Job. Are you able to quote each entry exactly as written?

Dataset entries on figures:
+---+

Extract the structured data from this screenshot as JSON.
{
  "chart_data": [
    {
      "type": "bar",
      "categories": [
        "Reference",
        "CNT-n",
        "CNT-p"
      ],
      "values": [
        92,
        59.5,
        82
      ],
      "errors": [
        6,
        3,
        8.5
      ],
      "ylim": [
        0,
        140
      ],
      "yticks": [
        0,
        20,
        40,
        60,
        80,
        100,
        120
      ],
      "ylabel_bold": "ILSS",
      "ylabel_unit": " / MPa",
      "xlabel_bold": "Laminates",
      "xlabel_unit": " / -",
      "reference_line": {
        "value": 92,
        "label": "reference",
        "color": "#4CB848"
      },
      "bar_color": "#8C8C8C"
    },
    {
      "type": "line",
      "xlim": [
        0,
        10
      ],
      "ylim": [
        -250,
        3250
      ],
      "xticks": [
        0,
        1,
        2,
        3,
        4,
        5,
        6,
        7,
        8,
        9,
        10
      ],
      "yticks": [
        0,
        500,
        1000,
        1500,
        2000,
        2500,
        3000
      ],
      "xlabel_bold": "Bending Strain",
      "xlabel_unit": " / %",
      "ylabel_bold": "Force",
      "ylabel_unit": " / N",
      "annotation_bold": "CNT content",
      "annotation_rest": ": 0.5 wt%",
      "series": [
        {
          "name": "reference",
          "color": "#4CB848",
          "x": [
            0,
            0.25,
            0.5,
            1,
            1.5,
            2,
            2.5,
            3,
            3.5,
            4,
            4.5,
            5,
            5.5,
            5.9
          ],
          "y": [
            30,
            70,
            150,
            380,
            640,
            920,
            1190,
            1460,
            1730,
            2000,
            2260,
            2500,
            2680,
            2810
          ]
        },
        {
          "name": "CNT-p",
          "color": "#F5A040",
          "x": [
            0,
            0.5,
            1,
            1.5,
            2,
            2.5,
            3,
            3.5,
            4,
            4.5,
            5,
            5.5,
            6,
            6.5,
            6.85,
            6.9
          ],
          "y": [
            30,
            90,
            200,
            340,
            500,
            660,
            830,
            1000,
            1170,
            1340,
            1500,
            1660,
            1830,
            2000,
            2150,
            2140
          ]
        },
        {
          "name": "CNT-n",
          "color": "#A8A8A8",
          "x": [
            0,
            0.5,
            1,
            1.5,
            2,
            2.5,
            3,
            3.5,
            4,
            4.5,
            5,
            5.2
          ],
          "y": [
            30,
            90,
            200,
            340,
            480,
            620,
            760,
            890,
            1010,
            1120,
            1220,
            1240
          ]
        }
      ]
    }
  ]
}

+---+

Finished task.
Extract the structured data from this screenshot as JSON.
{
  "chart_data": [
    {
      "type": "bar",
      "categories": [
        "Reference",
        "CNT-n",
        "CNT-p"
      ],
      "values": [
        92,
        59.5,
        82
      ],
      "errors": [
        6,
        3,
        8.5
      ],
      "ylim": [
        0,
        140
      ],
      "yticks": [
        0,
        20,
        40,
        60,
        80,
        100,
        120
      ],
      "ylabel_bold": "ILSS",
      "ylabel_unit": " / MPa",
      "xlabel_bold": "Laminates",
      "xlabel_unit": " / -",
      "reference_line": {
        "value": 92,
        "label": "reference",
        "color": "#4CB848"
      },
      "bar_color": "#8C8C8C"
    },
    {
      "type": "line",
      "xlim": [
        0,
        10
      ],
      "ylim": [
        -250,
        3250
      ],
      "xticks": [
        0,
        1,
        2,
        3,
        4,
        5,
        6,
        7,
        8,
        9,
        10
      ],
      "yticks": [
        0,
        500,
        1000,
        1500,
        2000,
        2500,
        3000
      ],
      "xlabel_bold": "Bending Strain",
      "xlabel_unit": " / %",
      "ylabel_bold": "Force",
      "ylabel_unit": " / N",
      "annotation_bold": "CNT content",
      "annotation_rest": ": 0.5 wt%",
      "series": [
        {
          "name": "reference",
          "color": "#4CB848",
          "x": [
            0,
            0.25,
            0.5,
            1,
            1.5,
            2,
            2.5,
            3,
            3.5,
            4,
            4.5,
            5,
            5.5,
            5.9
          ],
          "y": [
            30,
            70,
            150,
            380,
            640,
            920,
            1190,
            1460,
            1730,
            2000,
            2260,
            2500,
            2680,
            2810
          ]
        },
        {
          "name": "CNT-p",
          "color": "#F5A040",
          "x": [
            0,
            0.5,
            1,
            1.5,
            2,
            2.5,
            3,
            3.5,
            4,
            4.5,
            5,
            5.5,
            6,
            6.5,
            6.85,
            6.9
          ],
          "y": [
            30,
            90,
            200,
            340,
            500,
            660,
            830,
            1000,
            1170,
            1340,
            1500,
            1660,
            1830,
            2000,
            2150,
            2140
          ]
        },
        {
          "name": "CNT-n",
          "color": "#A8A8A8",
          "x": [
            0,
            0.5,
            1,
            1.5,
            2,
            2.5,
            3,
            3.5,
            4,
            4.5,
            5,
            5.2
          ],
          "y": [
            30,
            90,
            200,
            340,
            480,
            620,
            760,
            890,
            1010,
            1120,
            1220,
            1240
          ]
        }
      ]
    }
  ]
}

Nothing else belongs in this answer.